Gather from the listing below each line that includes the word "image", and copy it.

----------

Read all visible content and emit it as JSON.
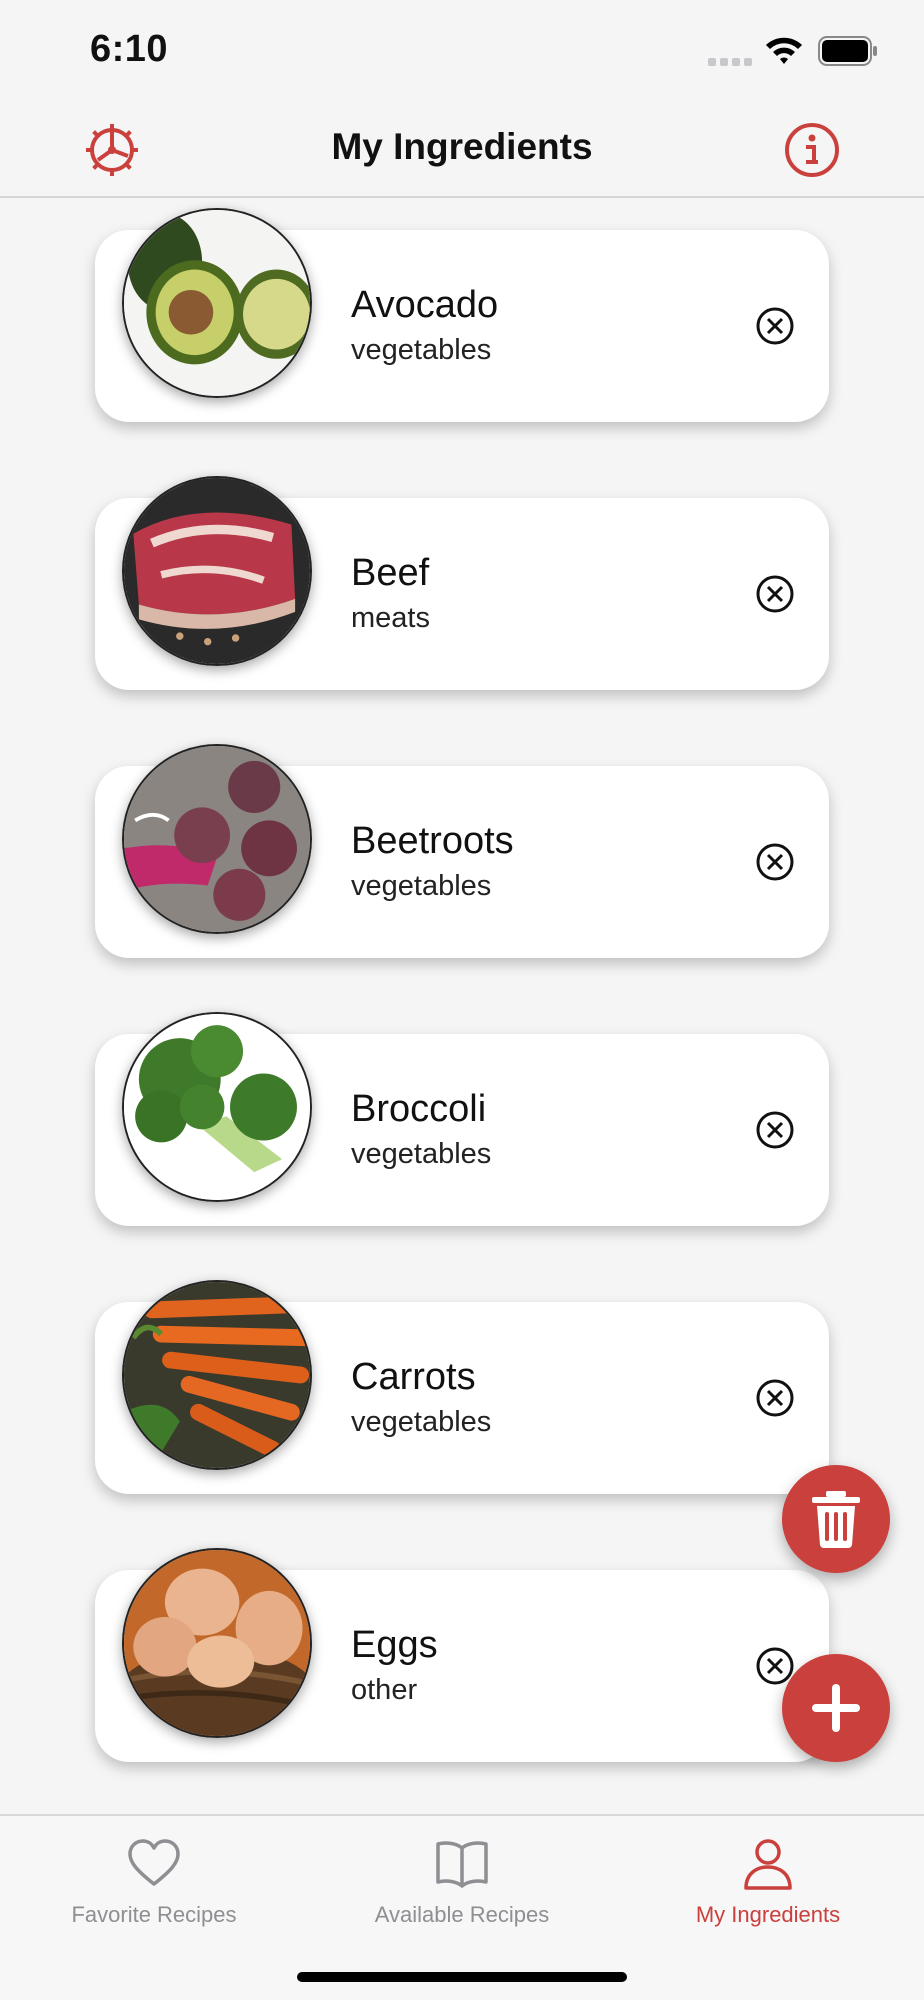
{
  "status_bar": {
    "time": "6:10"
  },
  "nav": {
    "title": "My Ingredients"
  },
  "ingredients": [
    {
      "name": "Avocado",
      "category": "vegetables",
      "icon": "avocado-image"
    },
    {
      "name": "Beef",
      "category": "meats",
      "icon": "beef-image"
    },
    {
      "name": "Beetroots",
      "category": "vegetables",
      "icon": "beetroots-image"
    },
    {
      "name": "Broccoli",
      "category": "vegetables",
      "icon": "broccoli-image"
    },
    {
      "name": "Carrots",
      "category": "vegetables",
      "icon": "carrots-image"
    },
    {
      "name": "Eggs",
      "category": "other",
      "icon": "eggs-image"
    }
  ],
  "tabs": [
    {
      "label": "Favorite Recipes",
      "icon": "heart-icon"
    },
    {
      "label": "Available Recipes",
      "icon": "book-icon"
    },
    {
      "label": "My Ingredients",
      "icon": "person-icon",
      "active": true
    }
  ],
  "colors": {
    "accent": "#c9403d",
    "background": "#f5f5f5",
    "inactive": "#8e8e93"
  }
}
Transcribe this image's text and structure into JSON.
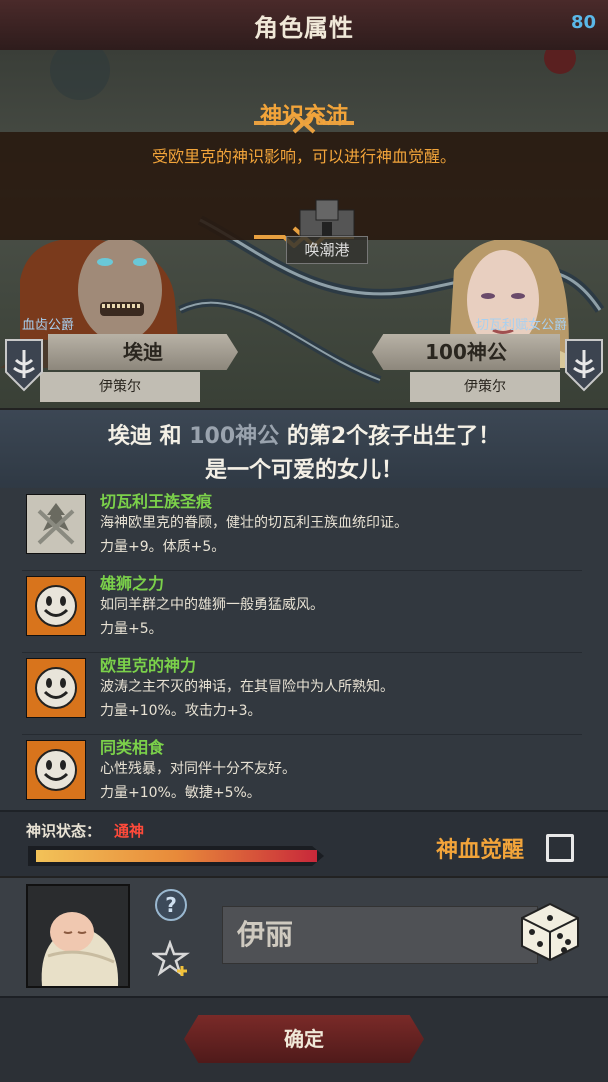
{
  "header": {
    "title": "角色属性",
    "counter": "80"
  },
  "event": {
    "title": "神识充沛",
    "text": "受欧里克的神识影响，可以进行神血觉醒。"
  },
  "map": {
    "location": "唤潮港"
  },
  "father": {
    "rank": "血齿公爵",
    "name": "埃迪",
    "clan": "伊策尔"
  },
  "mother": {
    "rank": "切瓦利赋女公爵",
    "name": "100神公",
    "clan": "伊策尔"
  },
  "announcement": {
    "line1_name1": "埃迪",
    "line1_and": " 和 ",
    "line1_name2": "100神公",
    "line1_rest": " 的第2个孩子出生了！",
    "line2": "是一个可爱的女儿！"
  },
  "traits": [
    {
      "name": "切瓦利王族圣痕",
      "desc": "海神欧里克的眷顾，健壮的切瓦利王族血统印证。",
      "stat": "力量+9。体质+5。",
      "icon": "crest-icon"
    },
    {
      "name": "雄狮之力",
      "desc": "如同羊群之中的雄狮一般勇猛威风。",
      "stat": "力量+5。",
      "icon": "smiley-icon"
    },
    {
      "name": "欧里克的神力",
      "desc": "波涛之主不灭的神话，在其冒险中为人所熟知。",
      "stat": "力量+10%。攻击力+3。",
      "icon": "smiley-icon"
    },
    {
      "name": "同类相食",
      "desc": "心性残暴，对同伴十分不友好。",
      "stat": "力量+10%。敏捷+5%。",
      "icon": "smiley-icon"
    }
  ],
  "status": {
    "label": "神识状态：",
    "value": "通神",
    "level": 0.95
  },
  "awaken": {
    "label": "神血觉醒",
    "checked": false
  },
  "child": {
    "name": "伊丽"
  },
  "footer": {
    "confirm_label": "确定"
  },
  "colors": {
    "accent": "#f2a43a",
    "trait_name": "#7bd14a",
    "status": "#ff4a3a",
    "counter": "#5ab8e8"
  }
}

----------

**Solved problem**
      "icon": "avocado-image"
      "icon": "beef-image"
      "icon": "beetroots-image"
      "icon": "broccoli-image"
      "icon": "carrots-image"
      "icon": "eggs-image"
Transcribe this image's text and structure into JSON.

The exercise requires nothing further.